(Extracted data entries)
--- begin ---
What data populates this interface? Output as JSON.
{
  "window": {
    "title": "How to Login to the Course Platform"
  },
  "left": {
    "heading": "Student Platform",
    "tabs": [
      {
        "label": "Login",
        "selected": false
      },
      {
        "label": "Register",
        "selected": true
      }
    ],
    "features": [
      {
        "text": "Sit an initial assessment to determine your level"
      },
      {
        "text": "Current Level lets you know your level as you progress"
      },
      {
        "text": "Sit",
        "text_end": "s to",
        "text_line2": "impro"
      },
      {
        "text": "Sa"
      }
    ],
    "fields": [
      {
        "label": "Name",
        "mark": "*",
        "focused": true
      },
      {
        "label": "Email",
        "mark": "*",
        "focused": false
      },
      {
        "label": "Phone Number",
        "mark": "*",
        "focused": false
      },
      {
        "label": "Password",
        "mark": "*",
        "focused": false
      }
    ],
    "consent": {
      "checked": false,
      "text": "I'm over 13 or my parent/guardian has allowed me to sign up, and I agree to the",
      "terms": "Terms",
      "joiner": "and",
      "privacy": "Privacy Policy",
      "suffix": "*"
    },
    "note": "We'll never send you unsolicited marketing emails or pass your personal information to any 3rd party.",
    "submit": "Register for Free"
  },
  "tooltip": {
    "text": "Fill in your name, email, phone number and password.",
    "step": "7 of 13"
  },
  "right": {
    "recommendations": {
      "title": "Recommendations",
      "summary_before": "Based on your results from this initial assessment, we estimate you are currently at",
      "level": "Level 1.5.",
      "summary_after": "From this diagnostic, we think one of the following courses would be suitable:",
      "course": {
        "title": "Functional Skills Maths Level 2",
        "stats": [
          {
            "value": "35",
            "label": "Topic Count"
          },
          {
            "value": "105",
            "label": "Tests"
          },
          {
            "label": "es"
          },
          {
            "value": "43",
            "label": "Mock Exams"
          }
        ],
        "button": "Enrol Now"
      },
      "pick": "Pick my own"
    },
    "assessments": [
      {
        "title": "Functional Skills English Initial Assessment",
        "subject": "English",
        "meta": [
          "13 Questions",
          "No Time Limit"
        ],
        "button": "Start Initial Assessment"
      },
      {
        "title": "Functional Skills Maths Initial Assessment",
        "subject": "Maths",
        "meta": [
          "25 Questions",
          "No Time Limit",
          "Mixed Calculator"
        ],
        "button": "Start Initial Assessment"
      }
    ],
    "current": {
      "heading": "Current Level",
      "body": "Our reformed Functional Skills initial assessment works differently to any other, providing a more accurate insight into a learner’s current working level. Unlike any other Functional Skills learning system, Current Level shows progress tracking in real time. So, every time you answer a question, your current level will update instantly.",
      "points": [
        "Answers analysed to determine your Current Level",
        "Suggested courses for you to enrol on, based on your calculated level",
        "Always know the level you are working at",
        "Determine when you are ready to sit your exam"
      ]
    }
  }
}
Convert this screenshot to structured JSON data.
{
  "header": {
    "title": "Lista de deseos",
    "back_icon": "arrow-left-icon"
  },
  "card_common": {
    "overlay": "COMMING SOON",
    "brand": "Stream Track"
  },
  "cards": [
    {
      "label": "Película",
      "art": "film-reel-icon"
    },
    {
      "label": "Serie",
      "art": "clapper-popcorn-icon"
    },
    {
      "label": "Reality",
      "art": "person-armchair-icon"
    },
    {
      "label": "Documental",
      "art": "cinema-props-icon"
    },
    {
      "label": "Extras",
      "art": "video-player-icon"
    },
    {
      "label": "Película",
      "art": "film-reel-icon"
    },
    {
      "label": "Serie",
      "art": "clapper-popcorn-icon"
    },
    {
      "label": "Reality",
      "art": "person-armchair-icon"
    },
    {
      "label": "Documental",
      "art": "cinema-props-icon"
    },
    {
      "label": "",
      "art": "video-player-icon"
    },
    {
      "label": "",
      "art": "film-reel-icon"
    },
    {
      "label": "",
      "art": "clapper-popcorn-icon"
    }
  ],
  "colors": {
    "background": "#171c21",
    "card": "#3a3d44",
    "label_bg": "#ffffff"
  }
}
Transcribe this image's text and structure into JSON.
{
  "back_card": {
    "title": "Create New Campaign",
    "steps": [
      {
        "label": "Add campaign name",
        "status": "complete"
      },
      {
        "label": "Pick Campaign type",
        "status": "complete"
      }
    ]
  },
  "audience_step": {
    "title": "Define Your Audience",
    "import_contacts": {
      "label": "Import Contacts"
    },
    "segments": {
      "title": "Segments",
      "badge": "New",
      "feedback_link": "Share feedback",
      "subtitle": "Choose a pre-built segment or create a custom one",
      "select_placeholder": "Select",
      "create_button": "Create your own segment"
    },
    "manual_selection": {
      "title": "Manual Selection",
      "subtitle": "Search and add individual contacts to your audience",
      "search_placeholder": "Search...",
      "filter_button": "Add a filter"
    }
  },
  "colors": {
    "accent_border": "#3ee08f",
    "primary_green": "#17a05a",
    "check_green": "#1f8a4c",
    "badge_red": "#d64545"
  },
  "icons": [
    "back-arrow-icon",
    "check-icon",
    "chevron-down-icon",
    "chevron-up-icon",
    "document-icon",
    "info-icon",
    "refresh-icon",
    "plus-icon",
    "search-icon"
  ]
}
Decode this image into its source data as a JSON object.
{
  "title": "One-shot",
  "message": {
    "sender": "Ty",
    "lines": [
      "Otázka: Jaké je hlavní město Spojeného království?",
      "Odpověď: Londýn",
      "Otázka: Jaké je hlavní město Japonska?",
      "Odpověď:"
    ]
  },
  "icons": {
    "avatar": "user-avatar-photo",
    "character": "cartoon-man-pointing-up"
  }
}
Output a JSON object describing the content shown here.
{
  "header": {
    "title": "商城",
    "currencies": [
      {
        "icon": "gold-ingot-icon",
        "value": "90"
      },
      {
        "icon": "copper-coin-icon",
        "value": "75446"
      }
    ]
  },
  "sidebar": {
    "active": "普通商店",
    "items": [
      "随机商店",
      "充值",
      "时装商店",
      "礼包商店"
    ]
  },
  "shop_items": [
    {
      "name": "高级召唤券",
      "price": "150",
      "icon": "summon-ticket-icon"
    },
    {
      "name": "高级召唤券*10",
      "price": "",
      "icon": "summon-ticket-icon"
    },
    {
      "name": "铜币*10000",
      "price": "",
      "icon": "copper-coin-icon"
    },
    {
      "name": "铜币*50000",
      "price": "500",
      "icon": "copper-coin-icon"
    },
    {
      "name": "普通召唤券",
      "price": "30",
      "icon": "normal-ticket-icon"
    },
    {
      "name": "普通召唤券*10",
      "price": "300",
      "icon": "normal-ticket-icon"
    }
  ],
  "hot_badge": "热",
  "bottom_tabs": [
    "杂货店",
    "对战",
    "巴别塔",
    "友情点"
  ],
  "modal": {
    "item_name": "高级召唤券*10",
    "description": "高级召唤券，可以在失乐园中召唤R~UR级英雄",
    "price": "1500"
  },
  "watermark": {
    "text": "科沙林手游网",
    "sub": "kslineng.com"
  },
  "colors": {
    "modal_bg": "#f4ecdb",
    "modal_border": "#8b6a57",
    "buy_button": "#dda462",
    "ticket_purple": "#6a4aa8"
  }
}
--- end ---
#### TASK DETAILS:
The entries above should be repeated exactly, every one of them.

#### ANSWER TO THIS PROBLEM:
What data populates this interface? Output as JSON.
{
  "window": {
    "title": "How to Login to the Course Platform"
  },
  "left": {
    "heading": "Student Platform",
    "tabs": [
      {
        "label": "Login",
        "selected": false
      },
      {
        "label": "Register",
        "selected": true
      }
    ],
    "features": [
      {
        "text": "Sit an initial assessment to determine your level"
      },
      {
        "text": "Current Level lets you know your level as you progress"
      },
      {
        "text": "Sit",
        "text_end": "s to",
        "text_line2": "impro"
      },
      {
        "text": "Sa"
      }
    ],
    "fields": [
      {
        "label": "Name",
        "mark": "*",
        "focused": true
      },
      {
        "label": "Email",
        "mark": "*",
        "focused": false
      },
      {
        "label": "Phone Number",
        "mark": "*",
        "focused": false
      },
      {
        "label": "Password",
        "mark": "*",
        "focused": false
      }
    ],
    "consent": {
      "checked": false,
      "text": "I'm over 13 or my parent/guardian has allowed me to sign up, and I agree to the",
      "terms": "Terms",
      "joiner": "and",
      "privacy": "Privacy Policy",
      "suffix": "*"
    },
    "note": "We'll never send you unsolicited marketing emails or pass your personal information to any 3rd party.",
    "submit": "Register for Free"
  },
  "tooltip": {
    "text": "Fill in your name, email, phone number and password.",
    "step": "7 of 13"
  },
  "right": {
    "recommendations": {
      "title": "Recommendations",
      "summary_before": "Based on your results from this initial assessment, we estimate you are currently at",
      "level": "Level 1.5.",
      "summary_after": "From this diagnostic, we think one of the following courses would be suitable:",
      "course": {
        "title": "Functional Skills Maths Level 2",
        "stats": [
          {
            "value": "35",
            "label": "Topic Count"
          },
          {
            "value": "105",
            "label": "Tests"
          },
          {
            "label": "es"
          },
          {
            "value": "43",
            "label": "Mock Exams"
          }
        ],
        "button": "Enrol Now"
      },
      "pick": "Pick my own"
    },
    "assessments": [
      {
        "title": "Functional Skills English Initial Assessment",
        "subject": "English",
        "meta": [
          "13 Questions",
          "No Time Limit"
        ],
        "button": "Start Initial Assessment"
      },
      {
        "title": "Functional Skills Maths Initial Assessment",
        "subject": "Maths",
        "meta": [
          "25 Questions",
          "No Time Limit",
          "Mixed Calculator"
        ],
        "button": "Start Initial Assessment"
      }
    ],
    "current": {
      "heading": "Current Level",
      "body": "Our reformed Functional Skills initial assessment works differently to any other, providing a more accurate insight into a learner’s current working level. Unlike any other Functional Skills learning system, Current Level shows progress tracking in real time. So, every time you answer a question, your current level will update instantly.",
      "points": [
        "Answers analysed to determine your Current Level",
        "Suggested courses for you to enrol on, based on your calculated level",
        "Always know the level you are working at",
        "Determine when you are ready to sit your exam"
      ]
    }
  }
}
Convert this screenshot to structured JSON data.
{
  "header": {
    "title": "Lista de deseos",
    "back_icon": "arrow-left-icon"
  },
  "card_common": {
    "overlay": "COMMING SOON",
    "brand": "Stream Track"
  },
  "cards": [
    {
      "label": "Película",
      "art": "film-reel-icon"
    },
    {
      "label": "Serie",
      "art": "clapper-popcorn-icon"
    },
    {
      "label": "Reality",
      "art": "person-armchair-icon"
    },
    {
      "label": "Documental",
      "art": "cinema-props-icon"
    },
    {
      "label": "Extras",
      "art": "video-player-icon"
    },
    {
      "label": "Película",
      "art": "film-reel-icon"
    },
    {
      "label": "Serie",
      "art": "clapper-popcorn-icon"
    },
    {
      "label": "Reality",
      "art": "person-armchair-icon"
    },
    {
      "label": "Documental",
      "art": "cinema-props-icon"
    },
    {
      "label": "",
      "art": "video-player-icon"
    },
    {
      "label": "",
      "art": "film-reel-icon"
    },
    {
      "label": "",
      "art": "clapper-popcorn-icon"
    }
  ],
  "colors": {
    "background": "#171c21",
    "card": "#3a3d44",
    "label_bg": "#ffffff"
  }
}
Transcribe this image's text and structure into JSON.
{
  "back_card": {
    "title": "Create New Campaign",
    "steps": [
      {
        "label": "Add campaign name",
        "status": "complete"
      },
      {
        "label": "Pick Campaign type",
        "status": "complete"
      }
    ]
  },
  "audience_step": {
    "title": "Define Your Audience",
    "import_contacts": {
      "label": "Import Contacts"
    },
    "segments": {
      "title": "Segments",
      "badge": "New",
      "feedback_link": "Share feedback",
      "subtitle": "Choose a pre-built segment or create a custom one",
      "select_placeholder": "Select",
      "create_button": "Create your own segment"
    },
    "manual_selection": {
      "title": "Manual Selection",
      "subtitle": "Search and add individual contacts to your audience",
      "search_placeholder": "Search...",
      "filter_button": "Add a filter"
    }
  },
  "colors": {
    "accent_border": "#3ee08f",
    "primary_green": "#17a05a",
    "check_green": "#1f8a4c",
    "badge_red": "#d64545"
  },
  "icons": [
    "back-arrow-icon",
    "check-icon",
    "chevron-down-icon",
    "chevron-up-icon",
    "document-icon",
    "info-icon",
    "refresh-icon",
    "plus-icon",
    "search-icon"
  ]
}
Decode this image into its source data as a JSON object.
{
  "title": "One-shot",
  "message": {
    "sender": "Ty",
    "lines": [
      "Otázka: Jaké je hlavní město Spojeného království?",
      "Odpověď: Londýn",
      "Otázka: Jaké je hlavní město Japonska?",
      "Odpověď:"
    ]
  },
  "icons": {
    "avatar": "user-avatar-photo",
    "character": "cartoon-man-pointing-up"
  }
}
Output a JSON object describing the content shown here.
{
  "header": {
    "title": "商城",
    "currencies": [
      {
        "icon": "gold-ingot-icon",
        "value": "90"
      },
      {
        "icon": "copper-coin-icon",
        "value": "75446"
      }
    ]
  },
  "sidebar": {
    "active": "普通商店",
    "items": [
      "随机商店",
      "充值",
      "时装商店",
      "礼包商店"
    ]
  },
  "shop_items": [
    {
      "name": "高级召唤券",
      "price": "150",
      "icon": "summon-ticket-icon"
    },
    {
      "name": "高级召唤券*10",
      "price": "",
      "icon": "summon-ticket-icon"
    },
    {
      "name": "铜币*10000",
      "price": "",
      "icon": "copper-coin-icon"
    },
    {
      "name": "铜币*50000",
      "price": "500",
      "icon": "copper-coin-icon"
    },
    {
      "name": "普通召唤券",
      "price": "30",
      "icon": "normal-ticket-icon"
    },
    {
      "name": "普通召唤券*10",
      "price": "300",
      "icon": "normal-ticket-icon"
    }
  ],
  "hot_badge": "热",
  "bottom_tabs": [
    "杂货店",
    "对战",
    "巴别塔",
    "友情点"
  ],
  "modal": {
    "item_name": "高级召唤券*10",
    "description": "高级召唤券，可以在失乐园中召唤R~UR级英雄",
    "price": "1500"
  },
  "watermark": {
    "text": "科沙林手游网",
    "sub": "kslineng.com"
  },
  "colors": {
    "modal_bg": "#f4ecdb",
    "modal_border": "#8b6a57",
    "buy_button": "#dda462",
    "ticket_purple": "#6a4aa8"
  }
}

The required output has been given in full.